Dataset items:
>> Start
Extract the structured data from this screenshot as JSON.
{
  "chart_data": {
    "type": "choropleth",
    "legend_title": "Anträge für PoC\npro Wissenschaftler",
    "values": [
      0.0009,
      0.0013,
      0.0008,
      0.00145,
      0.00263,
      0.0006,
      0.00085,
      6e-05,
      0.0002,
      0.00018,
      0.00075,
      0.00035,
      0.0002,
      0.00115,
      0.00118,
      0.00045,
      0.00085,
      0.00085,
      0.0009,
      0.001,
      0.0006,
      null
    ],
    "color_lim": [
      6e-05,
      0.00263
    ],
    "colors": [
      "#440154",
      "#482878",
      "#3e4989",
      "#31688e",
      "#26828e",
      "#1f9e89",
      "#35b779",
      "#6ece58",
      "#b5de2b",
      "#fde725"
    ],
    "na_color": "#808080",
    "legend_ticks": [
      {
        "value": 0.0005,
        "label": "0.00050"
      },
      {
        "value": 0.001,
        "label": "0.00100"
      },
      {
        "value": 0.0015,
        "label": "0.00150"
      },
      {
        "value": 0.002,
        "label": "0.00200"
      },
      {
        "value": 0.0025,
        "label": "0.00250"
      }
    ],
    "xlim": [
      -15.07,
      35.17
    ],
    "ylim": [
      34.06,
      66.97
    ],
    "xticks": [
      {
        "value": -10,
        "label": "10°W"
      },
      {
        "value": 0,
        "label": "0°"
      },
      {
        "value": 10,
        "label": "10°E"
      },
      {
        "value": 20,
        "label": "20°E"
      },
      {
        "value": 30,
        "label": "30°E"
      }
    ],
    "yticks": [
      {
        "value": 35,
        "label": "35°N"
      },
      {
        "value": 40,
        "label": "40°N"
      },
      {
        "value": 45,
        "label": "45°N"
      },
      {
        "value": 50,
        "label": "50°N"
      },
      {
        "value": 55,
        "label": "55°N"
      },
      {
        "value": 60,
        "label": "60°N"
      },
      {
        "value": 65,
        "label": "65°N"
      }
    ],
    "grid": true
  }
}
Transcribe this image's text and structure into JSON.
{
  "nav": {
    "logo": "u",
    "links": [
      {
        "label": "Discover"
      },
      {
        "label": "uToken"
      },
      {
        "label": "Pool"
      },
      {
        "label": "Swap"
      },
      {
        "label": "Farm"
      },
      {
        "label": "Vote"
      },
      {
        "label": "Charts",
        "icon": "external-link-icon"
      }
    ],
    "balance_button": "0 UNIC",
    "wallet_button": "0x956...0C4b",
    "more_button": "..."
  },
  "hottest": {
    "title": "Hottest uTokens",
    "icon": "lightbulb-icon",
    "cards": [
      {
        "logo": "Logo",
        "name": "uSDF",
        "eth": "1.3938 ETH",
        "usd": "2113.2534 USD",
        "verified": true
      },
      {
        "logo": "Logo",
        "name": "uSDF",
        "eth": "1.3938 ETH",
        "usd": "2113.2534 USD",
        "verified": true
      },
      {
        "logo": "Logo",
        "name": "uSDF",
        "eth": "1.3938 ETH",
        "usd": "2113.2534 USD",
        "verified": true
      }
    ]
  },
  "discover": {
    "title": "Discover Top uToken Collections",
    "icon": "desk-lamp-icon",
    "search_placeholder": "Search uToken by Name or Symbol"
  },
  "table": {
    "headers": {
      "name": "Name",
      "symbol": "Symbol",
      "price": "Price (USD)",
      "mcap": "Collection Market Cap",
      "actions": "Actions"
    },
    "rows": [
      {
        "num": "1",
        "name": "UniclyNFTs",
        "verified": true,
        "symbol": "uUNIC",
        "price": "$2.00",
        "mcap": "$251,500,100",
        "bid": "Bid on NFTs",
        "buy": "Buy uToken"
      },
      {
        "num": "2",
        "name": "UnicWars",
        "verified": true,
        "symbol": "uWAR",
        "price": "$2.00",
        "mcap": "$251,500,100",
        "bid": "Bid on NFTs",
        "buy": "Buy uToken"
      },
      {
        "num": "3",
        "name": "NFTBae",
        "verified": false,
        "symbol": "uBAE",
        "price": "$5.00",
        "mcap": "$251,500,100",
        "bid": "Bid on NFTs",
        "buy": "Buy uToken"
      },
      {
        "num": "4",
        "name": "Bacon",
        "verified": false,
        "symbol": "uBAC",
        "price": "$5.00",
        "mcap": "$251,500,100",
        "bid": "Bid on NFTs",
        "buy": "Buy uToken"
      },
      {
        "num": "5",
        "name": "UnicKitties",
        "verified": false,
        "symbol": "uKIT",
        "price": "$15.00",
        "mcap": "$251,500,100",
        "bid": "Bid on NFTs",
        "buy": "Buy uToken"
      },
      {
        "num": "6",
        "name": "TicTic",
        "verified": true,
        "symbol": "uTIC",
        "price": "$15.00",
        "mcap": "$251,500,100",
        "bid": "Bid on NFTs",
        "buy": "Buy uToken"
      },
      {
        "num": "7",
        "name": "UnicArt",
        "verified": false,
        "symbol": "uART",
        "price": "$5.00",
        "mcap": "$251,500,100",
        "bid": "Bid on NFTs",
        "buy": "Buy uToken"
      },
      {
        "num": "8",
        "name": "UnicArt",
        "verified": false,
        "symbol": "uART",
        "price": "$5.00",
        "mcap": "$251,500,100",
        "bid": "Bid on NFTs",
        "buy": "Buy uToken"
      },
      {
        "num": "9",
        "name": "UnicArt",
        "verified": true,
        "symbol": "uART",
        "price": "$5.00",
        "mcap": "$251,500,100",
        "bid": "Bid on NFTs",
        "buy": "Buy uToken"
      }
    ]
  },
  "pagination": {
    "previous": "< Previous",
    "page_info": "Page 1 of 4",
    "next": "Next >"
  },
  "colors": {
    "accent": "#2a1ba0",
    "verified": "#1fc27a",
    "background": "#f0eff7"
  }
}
>> End
== Written exercise ==
Every record shown above should be written out again exactly.

== Task output ==
Extract the structured data from this screenshot as JSON.
{
  "chart_data": {
    "type": "choropleth",
    "legend_title": "Anträge für PoC\npro Wissenschaftler",
    "values": [
      0.0009,
      0.0013,
      0.0008,
      0.00145,
      0.00263,
      0.0006,
      0.00085,
      6e-05,
      0.0002,
      0.00018,
      0.00075,
      0.00035,
      0.0002,
      0.00115,
      0.00118,
      0.00045,
      0.00085,
      0.00085,
      0.0009,
      0.001,
      0.0006,
      null
    ],
    "color_lim": [
      6e-05,
      0.00263
    ],
    "colors": [
      "#440154",
      "#482878",
      "#3e4989",
      "#31688e",
      "#26828e",
      "#1f9e89",
      "#35b779",
      "#6ece58",
      "#b5de2b",
      "#fde725"
    ],
    "na_color": "#808080",
    "legend_ticks": [
      {
        "value": 0.0005,
        "label": "0.00050"
      },
      {
        "value": 0.001,
        "label": "0.00100"
      },
      {
        "value": 0.0015,
        "label": "0.00150"
      },
      {
        "value": 0.002,
        "label": "0.00200"
      },
      {
        "value": 0.0025,
        "label": "0.00250"
      }
    ],
    "xlim": [
      -15.07,
      35.17
    ],
    "ylim": [
      34.06,
      66.97
    ],
    "xticks": [
      {
        "value": -10,
        "label": "10°W"
      },
      {
        "value": 0,
        "label": "0°"
      },
      {
        "value": 10,
        "label": "10°E"
      },
      {
        "value": 20,
        "label": "20°E"
      },
      {
        "value": 30,
        "label": "30°E"
      }
    ],
    "yticks": [
      {
        "value": 35,
        "label": "35°N"
      },
      {
        "value": 40,
        "label": "40°N"
      },
      {
        "value": 45,
        "label": "45°N"
      },
      {
        "value": 50,
        "label": "50°N"
      },
      {
        "value": 55,
        "label": "55°N"
      },
      {
        "value": 60,
        "label": "60°N"
      },
      {
        "value": 65,
        "label": "65°N"
      }
    ],
    "grid": true
  }
}
Transcribe this image's text and structure into JSON.
{
  "nav": {
    "logo": "u",
    "links": [
      {
        "label": "Discover"
      },
      {
        "label": "uToken"
      },
      {
        "label": "Pool"
      },
      {
        "label": "Swap"
      },
      {
        "label": "Farm"
      },
      {
        "label": "Vote"
      },
      {
        "label": "Charts",
        "icon": "external-link-icon"
      }
    ],
    "balance_button": "0 UNIC",
    "wallet_button": "0x956...0C4b",
    "more_button": "..."
  },
  "hottest": {
    "title": "Hottest uTokens",
    "icon": "lightbulb-icon",
    "cards": [
      {
        "logo": "Logo",
        "name": "uSDF",
        "eth": "1.3938 ETH",
        "usd": "2113.2534 USD",
        "verified": true
      },
      {
        "logo": "Logo",
        "name": "uSDF",
        "eth": "1.3938 ETH",
        "usd": "2113.2534 USD",
        "verified": true
      },
      {
        "logo": "Logo",
        "name": "uSDF",
        "eth": "1.3938 ETH",
        "usd": "2113.2534 USD",
        "verified": true
      }
    ]
  },
  "discover": {
    "title": "Discover Top uToken Collections",
    "icon": "desk-lamp-icon",
    "search_placeholder": "Search uToken by Name or Symbol"
  },
  "table": {
    "headers": {
      "name": "Name",
      "symbol": "Symbol",
      "price": "Price (USD)",
      "mcap": "Collection Market Cap",
      "actions": "Actions"
    },
    "rows": [
      {
        "num": "1",
        "name": "UniclyNFTs",
        "verified": true,
        "symbol": "uUNIC",
        "price": "$2.00",
        "mcap": "$251,500,100",
        "bid": "Bid on NFTs",
        "buy": "Buy uToken"
      },
      {
        "num": "2",
        "name": "UnicWars",
        "verified": true,
        "symbol": "uWAR",
        "price": "$2.00",
        "mcap": "$251,500,100",
        "bid": "Bid on NFTs",
        "buy": "Buy uToken"
      },
      {
        "num": "3",
        "name": "NFTBae",
        "verified": false,
        "symbol": "uBAE",
        "price": "$5.00",
        "mcap": "$251,500,100",
        "bid": "Bid on NFTs",
        "buy": "Buy uToken"
      },
      {
        "num": "4",
        "name": "Bacon",
        "verified": false,
        "symbol": "uBAC",
        "price": "$5.00",
        "mcap": "$251,500,100",
        "bid": "Bid on NFTs",
        "buy": "Buy uToken"
      },
      {
        "num": "5",
        "name": "UnicKitties",
        "verified": false,
        "symbol": "uKIT",
        "price": "$15.00",
        "mcap": "$251,500,100",
        "bid": "Bid on NFTs",
        "buy": "Buy uToken"
      },
      {
        "num": "6",
        "name": "TicTic",
        "verified": true,
        "symbol": "uTIC",
        "price": "$15.00",
        "mcap": "$251,500,100",
        "bid": "Bid on NFTs",
        "buy": "Buy uToken"
      },
      {
        "num": "7",
        "name": "UnicArt",
        "verified": false,
        "symbol": "uART",
        "price": "$5.00",
        "mcap": "$251,500,100",
        "bid": "Bid on NFTs",
        "buy": "Buy uToken"
      },
      {
        "num": "8",
        "name": "UnicArt",
        "verified": false,
        "symbol": "uART",
        "price": "$5.00",
        "mcap": "$251,500,100",
        "bid": "Bid on NFTs",
        "buy": "Buy uToken"
      },
      {
        "num": "9",
        "name": "UnicArt",
        "verified": true,
        "symbol": "uART",
        "price": "$5.00",
        "mcap": "$251,500,100",
        "bid": "Bid on NFTs",
        "buy": "Buy uToken"
      }
    ]
  },
  "pagination": {
    "previous": "< Previous",
    "page_info": "Page 1 of 4",
    "next": "Next >"
  },
  "colors": {
    "accent": "#2a1ba0",
    "verified": "#1fc27a",
    "background": "#f0eff7"
  }
}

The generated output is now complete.